Given task:
All of the data below must be repeated exactly.

Dataset rows:
::::::::
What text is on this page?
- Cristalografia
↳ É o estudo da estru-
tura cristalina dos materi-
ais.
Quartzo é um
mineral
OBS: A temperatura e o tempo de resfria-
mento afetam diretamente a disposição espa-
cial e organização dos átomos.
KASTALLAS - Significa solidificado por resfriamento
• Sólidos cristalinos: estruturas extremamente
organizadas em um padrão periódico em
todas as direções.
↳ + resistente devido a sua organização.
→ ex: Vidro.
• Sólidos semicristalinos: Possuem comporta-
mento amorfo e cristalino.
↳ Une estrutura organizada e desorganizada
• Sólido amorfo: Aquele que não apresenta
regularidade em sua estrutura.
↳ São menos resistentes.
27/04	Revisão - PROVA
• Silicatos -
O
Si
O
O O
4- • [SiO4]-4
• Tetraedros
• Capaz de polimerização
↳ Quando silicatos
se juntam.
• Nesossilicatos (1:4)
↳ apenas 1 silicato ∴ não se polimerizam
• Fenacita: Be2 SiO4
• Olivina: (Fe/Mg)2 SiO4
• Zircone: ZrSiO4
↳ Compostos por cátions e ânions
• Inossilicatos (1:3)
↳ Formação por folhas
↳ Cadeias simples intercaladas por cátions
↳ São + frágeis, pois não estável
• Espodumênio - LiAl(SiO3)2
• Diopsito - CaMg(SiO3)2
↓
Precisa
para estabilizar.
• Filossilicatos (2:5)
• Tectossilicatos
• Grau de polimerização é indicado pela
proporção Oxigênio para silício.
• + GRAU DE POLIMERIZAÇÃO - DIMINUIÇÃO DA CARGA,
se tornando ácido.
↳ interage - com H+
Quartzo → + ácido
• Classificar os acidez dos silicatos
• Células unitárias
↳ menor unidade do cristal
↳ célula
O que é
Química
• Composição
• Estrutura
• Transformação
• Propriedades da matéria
::::::::
Task response:
What text is on this page?
- Cristalografia
↳ É o estudo da estru-
tura cristalina dos materi-
ais.
Quartzo é um
mineral
OBS: A temperatura e o tempo de resfria-
mento afetam diretamente a disposição espa-
cial e organização dos átomos.
KASTALLAS - Significa solidificado por resfriamento
• Sólidos cristalinos: estruturas extremamente
organizadas em um padrão periódico em
todas as direções.
↳ + resistente devido a sua organização.
→ ex: Vidro.
• Sólidos semicristalinos: Possuem comporta-
mento amorfo e cristalino.
↳ Une estrutura organizada e desorganizada
• Sólido amorfo: Aquele que não apresenta
regularidade em sua estrutura.
↳ São menos resistentes.
27/04	Revisão - PROVA
• Silicatos -
O
Si
O
O O
4- • [SiO4]-4
• Tetraedros
• Capaz de polimerização
↳ Quando silicatos
se juntam.
• Nesossilicatos (1:4)
↳ apenas 1 silicato ∴ não se polimerizam
• Fenacita: Be2 SiO4
• Olivina: (Fe/Mg)2 SiO4
• Zircone: ZrSiO4
↳ Compostos por cátions e ânions
• Inossilicatos (1:3)
↳ Formação por folhas
↳ Cadeias simples intercaladas por cátions
↳ São + frágeis, pois não estável
• Espodumênio - LiAl(SiO3)2
• Diopsito - CaMg(SiO3)2
↓
Precisa
para estabilizar.
• Filossilicatos (2:5)
• Tectossilicatos
• Grau de polimerização é indicado pela
proporção Oxigênio para silício.
• + GRAU DE POLIMERIZAÇÃO - DIMINUIÇÃO DA CARGA,
se tornando ácido.
↳ interage - com H+
Quartzo → + ácido
• Classificar os acidez dos silicatos
• Células unitárias
↳ menor unidade do cristal
↳ célula
O que é
Química
• Composição
• Estrutura
• Transformação
• Propriedades da matéria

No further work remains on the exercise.